WORK REQUIRED:
Each line containing the word "icon" must be reported.

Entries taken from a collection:
- - -
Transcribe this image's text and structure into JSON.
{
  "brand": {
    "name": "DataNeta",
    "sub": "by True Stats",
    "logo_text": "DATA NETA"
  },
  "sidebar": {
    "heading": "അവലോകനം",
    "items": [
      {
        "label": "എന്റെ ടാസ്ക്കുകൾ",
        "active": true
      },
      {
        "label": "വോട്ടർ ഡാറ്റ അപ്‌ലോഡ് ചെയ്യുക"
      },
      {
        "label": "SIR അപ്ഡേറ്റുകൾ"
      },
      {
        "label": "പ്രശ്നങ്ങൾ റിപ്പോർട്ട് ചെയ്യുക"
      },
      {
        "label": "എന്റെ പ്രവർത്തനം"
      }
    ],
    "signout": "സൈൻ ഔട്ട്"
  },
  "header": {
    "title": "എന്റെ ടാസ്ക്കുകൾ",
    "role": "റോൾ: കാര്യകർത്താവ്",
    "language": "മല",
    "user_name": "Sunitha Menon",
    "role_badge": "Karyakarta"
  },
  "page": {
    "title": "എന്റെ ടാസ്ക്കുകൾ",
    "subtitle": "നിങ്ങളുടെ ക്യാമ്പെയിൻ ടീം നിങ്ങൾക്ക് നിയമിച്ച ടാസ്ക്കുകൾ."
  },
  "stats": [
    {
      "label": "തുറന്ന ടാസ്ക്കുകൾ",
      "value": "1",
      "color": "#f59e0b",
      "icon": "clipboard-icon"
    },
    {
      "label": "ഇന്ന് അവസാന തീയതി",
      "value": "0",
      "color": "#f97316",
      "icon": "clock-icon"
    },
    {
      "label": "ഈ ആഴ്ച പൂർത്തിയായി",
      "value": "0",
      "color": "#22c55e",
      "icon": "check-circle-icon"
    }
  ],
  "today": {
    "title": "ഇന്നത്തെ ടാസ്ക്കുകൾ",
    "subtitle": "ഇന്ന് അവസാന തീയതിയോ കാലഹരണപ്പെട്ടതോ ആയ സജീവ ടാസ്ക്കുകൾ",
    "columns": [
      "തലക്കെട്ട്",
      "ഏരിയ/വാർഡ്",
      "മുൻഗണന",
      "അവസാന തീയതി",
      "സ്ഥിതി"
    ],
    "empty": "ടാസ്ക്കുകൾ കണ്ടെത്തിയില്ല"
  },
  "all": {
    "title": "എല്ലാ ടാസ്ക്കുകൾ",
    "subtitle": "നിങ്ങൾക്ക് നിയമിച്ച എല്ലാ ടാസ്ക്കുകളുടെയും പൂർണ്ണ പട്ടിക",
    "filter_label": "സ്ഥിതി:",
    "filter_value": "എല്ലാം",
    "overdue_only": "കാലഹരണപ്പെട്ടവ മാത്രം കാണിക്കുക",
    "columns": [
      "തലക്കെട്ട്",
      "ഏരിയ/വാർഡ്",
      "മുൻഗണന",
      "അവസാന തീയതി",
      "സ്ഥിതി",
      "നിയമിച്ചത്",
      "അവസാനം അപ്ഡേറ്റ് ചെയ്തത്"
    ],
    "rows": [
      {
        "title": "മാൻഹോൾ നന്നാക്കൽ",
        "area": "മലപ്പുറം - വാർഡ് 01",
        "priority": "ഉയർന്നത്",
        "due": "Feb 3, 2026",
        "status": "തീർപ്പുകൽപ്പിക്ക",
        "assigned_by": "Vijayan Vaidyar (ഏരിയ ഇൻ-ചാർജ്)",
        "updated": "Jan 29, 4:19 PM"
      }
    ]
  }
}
- - -
WRITTEN ANSWER:
      "icon": "clipboard-icon"
      "icon": "clock-icon"
      "icon": "check-circle-icon"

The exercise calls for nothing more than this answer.